── Input rows

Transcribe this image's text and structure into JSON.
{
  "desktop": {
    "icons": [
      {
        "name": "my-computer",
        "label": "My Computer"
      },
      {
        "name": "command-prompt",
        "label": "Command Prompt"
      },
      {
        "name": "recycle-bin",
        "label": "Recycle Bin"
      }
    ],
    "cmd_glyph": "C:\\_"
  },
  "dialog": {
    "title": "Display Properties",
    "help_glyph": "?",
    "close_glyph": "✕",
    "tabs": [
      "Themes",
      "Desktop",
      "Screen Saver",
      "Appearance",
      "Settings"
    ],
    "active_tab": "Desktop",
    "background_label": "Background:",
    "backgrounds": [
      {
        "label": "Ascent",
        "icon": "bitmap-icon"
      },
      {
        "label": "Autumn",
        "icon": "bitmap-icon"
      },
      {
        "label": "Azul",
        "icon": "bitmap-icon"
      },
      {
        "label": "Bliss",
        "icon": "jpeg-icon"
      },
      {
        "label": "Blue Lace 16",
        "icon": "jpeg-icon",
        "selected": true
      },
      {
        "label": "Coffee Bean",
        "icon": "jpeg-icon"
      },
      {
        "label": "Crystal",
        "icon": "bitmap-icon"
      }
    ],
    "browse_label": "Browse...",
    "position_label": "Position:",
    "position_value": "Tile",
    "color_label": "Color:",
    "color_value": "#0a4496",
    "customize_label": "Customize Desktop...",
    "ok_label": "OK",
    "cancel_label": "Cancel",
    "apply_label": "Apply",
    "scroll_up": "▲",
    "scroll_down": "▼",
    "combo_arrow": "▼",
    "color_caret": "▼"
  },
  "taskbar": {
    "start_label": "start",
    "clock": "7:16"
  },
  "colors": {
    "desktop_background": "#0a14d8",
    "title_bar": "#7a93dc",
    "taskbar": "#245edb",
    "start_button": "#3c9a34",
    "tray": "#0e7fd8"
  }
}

────

▶ **Brief**: Return each line of the records above exactly as it reads.

▶ **Response for this exercise**:
Transcribe this image's text and structure into JSON.
{
  "desktop": {
    "icons": [
      {
        "name": "my-computer",
        "label": "My Computer"
      },
      {
        "name": "command-prompt",
        "label": "Command Prompt"
      },
      {
        "name": "recycle-bin",
        "label": "Recycle Bin"
      }
    ],
    "cmd_glyph": "C:\\_"
  },
  "dialog": {
    "title": "Display Properties",
    "help_glyph": "?",
    "close_glyph": "✕",
    "tabs": [
      "Themes",
      "Desktop",
      "Screen Saver",
      "Appearance",
      "Settings"
    ],
    "active_tab": "Desktop",
    "background_label": "Background:",
    "backgrounds": [
      {
        "label": "Ascent",
        "icon": "bitmap-icon"
      },
      {
        "label": "Autumn",
        "icon": "bitmap-icon"
      },
      {
        "label": "Azul",
        "icon": "bitmap-icon"
      },
      {
        "label": "Bliss",
        "icon": "jpeg-icon"
      },
      {
        "label": "Blue Lace 16",
        "icon": "jpeg-icon",
        "selected": true
      },
      {
        "label": "Coffee Bean",
        "icon": "jpeg-icon"
      },
      {
        "label": "Crystal",
        "icon": "bitmap-icon"
      }
    ],
    "browse_label": "Browse...",
    "position_label": "Position:",
    "position_value": "Tile",
    "color_label": "Color:",
    "color_value": "#0a4496",
    "customize_label": "Customize Desktop...",
    "ok_label": "OK",
    "cancel_label": "Cancel",
    "apply_label": "Apply",
    "scroll_up": "▲",
    "scroll_down": "▼",
    "combo_arrow": "▼",
    "color_caret": "▼"
  },
  "taskbar": {
    "start_label": "start",
    "clock": "7:16"
  },
  "colors": {
    "desktop_background": "#0a14d8",
    "title_bar": "#7a93dc",
    "taskbar": "#245edb",
    "start_button": "#3c9a34",
    "tray": "#0e7fd8"
  }
}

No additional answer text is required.